## STATED GOAL
Write out the listing below again, precisely as it is given.

┌──

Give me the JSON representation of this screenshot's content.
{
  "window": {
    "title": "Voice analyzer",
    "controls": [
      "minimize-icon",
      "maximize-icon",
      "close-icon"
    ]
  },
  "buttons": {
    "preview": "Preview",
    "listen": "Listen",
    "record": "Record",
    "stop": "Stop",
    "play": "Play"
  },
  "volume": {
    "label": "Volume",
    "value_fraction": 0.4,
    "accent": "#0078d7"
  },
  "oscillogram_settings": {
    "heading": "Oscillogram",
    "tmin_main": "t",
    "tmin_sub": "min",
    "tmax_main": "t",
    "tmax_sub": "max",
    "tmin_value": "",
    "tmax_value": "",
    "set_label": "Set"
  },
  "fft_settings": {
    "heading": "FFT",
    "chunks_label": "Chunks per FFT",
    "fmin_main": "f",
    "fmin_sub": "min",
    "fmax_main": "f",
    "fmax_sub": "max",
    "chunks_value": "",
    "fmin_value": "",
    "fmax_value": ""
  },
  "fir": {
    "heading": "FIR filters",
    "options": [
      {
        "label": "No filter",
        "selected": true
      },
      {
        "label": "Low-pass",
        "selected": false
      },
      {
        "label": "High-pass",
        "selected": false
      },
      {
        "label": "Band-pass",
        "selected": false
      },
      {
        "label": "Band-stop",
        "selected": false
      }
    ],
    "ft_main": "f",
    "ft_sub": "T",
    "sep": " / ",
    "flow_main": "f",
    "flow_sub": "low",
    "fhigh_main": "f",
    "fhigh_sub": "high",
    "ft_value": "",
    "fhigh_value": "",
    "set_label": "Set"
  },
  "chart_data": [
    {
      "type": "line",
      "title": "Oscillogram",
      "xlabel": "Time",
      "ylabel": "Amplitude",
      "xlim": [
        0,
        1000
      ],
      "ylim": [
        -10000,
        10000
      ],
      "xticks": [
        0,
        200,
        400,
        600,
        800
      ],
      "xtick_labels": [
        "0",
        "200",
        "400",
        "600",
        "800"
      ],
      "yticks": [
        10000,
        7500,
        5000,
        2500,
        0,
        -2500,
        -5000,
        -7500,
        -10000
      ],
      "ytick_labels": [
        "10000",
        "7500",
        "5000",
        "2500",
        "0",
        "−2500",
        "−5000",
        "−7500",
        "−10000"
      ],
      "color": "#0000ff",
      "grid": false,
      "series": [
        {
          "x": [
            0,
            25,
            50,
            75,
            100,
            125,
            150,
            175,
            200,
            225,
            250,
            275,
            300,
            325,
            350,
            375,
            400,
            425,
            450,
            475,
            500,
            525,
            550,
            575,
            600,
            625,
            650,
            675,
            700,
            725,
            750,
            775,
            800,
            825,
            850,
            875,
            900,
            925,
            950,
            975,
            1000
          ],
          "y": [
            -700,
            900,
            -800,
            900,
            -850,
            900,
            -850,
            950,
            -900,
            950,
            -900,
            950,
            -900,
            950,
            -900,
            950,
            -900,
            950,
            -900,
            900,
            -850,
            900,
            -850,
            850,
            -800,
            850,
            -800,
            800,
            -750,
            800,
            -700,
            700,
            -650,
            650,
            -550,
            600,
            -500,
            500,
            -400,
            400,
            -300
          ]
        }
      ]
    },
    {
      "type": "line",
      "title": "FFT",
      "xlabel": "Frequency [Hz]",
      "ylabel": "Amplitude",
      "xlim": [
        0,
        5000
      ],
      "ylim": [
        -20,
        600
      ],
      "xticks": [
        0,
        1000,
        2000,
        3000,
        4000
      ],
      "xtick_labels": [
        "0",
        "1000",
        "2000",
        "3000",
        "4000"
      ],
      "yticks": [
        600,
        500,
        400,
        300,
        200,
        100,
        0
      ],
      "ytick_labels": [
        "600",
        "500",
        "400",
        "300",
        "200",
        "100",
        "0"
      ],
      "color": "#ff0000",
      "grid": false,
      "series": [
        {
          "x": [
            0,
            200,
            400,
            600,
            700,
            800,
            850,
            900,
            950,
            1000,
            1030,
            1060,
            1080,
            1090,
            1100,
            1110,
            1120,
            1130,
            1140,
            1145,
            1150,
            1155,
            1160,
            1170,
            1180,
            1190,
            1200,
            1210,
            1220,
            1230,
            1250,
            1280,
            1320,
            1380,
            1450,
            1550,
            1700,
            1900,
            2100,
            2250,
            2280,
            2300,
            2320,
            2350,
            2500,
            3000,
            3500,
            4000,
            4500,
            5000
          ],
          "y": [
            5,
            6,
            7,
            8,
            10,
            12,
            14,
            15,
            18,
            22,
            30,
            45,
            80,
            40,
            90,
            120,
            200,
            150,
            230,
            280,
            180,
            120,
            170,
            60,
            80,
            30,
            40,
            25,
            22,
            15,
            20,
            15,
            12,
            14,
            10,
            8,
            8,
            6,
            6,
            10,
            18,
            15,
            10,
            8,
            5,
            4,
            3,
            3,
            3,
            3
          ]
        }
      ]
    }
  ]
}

└──

## OUTPUT BELOW
Give me the JSON representation of this screenshot's content.
{
  "window": {
    "title": "Voice analyzer",
    "controls": [
      "minimize-icon",
      "maximize-icon",
      "close-icon"
    ]
  },
  "buttons": {
    "preview": "Preview",
    "listen": "Listen",
    "record": "Record",
    "stop": "Stop",
    "play": "Play"
  },
  "volume": {
    "label": "Volume",
    "value_fraction": 0.4,
    "accent": "#0078d7"
  },
  "oscillogram_settings": {
    "heading": "Oscillogram",
    "tmin_main": "t",
    "tmin_sub": "min",
    "tmax_main": "t",
    "tmax_sub": "max",
    "tmin_value": "",
    "tmax_value": "",
    "set_label": "Set"
  },
  "fft_settings": {
    "heading": "FFT",
    "chunks_label": "Chunks per FFT",
    "fmin_main": "f",
    "fmin_sub": "min",
    "fmax_main": "f",
    "fmax_sub": "max",
    "chunks_value": "",
    "fmin_value": "",
    "fmax_value": ""
  },
  "fir": {
    "heading": "FIR filters",
    "options": [
      {
        "label": "No filter",
        "selected": true
      },
      {
        "label": "Low-pass",
        "selected": false
      },
      {
        "label": "High-pass",
        "selected": false
      },
      {
        "label": "Band-pass",
        "selected": false
      },
      {
        "label": "Band-stop",
        "selected": false
      }
    ],
    "ft_main": "f",
    "ft_sub": "T",
    "sep": " / ",
    "flow_main": "f",
    "flow_sub": "low",
    "fhigh_main": "f",
    "fhigh_sub": "high",
    "ft_value": "",
    "fhigh_value": "",
    "set_label": "Set"
  },
  "chart_data": [
    {
      "type": "line",
      "title": "Oscillogram",
      "xlabel": "Time",
      "ylabel": "Amplitude",
      "xlim": [
        0,
        1000
      ],
      "ylim": [
        -10000,
        10000
      ],
      "xticks": [
        0,
        200,
        400,
        600,
        800
      ],
      "xtick_labels": [
        "0",
        "200",
        "400",
        "600",
        "800"
      ],
      "yticks": [
        10000,
        7500,
        5000,
        2500,
        0,
        -2500,
        -5000,
        -7500,
        -10000
      ],
      "ytick_labels": [
        "10000",
        "7500",
        "5000",
        "2500",
        "0",
        "−2500",
        "−5000",
        "−7500",
        "−10000"
      ],
      "color": "#0000ff",
      "grid": false,
      "series": [
        {
          "x": [
            0,
            25,
            50,
            75,
            100,
            125,
            150,
            175,
            200,
            225,
            250,
            275,
            300,
            325,
            350,
            375,
            400,
            425,
            450,
            475,
            500,
            525,
            550,
            575,
            600,
            625,
            650,
            675,
            700,
            725,
            750,
            775,
            800,
            825,
            850,
            875,
            900,
            925,
            950,
            975,
            1000
          ],
          "y": [
            -700,
            900,
            -800,
            900,
            -850,
            900,
            -850,
            950,
            -900,
            950,
            -900,
            950,
            -900,
            950,
            -900,
            950,
            -900,
            950,
            -900,
            900,
            -850,
            900,
            -850,
            850,
            -800,
            850,
            -800,
            800,
            -750,
            800,
            -700,
            700,
            -650,
            650,
            -550,
            600,
            -500,
            500,
            -400,
            400,
            -300
          ]
        }
      ]
    },
    {
      "type": "line",
      "title": "FFT",
      "xlabel": "Frequency [Hz]",
      "ylabel": "Amplitude",
      "xlim": [
        0,
        5000
      ],
      "ylim": [
        -20,
        600
      ],
      "xticks": [
        0,
        1000,
        2000,
        3000,
        4000
      ],
      "xtick_labels": [
        "0",
        "1000",
        "2000",
        "3000",
        "4000"
      ],
      "yticks": [
        600,
        500,
        400,
        300,
        200,
        100,
        0
      ],
      "ytick_labels": [
        "600",
        "500",
        "400",
        "300",
        "200",
        "100",
        "0"
      ],
      "color": "#ff0000",
      "grid": false,
      "series": [
        {
          "x": [
            0,
            200,
            400,
            600,
            700,
            800,
            850,
            900,
            950,
            1000,
            1030,
            1060,
            1080,
            1090,
            1100,
            1110,
            1120,
            1130,
            1140,
            1145,
            1150,
            1155,
            1160,
            1170,
            1180,
            1190,
            1200,
            1210,
            1220,
            1230,
            1250,
            1280,
            1320,
            1380,
            1450,
            1550,
            1700,
            1900,
            2100,
            2250,
            2280,
            2300,
            2320,
            2350,
            2500,
            3000,
            3500,
            4000,
            4500,
            5000
          ],
          "y": [
            5,
            6,
            7,
            8,
            10,
            12,
            14,
            15,
            18,
            22,
            30,
            45,
            80,
            40,
            90,
            120,
            200,
            150,
            230,
            280,
            180,
            120,
            170,
            60,
            80,
            30,
            40,
            25,
            22,
            15,
            20,
            15,
            12,
            14,
            10,
            8,
            8,
            6,
            6,
            10,
            18,
            15,
            10,
            8,
            5,
            4,
            3,
            3,
            3,
            3
          ]
        }
      ]
    }
  ]
}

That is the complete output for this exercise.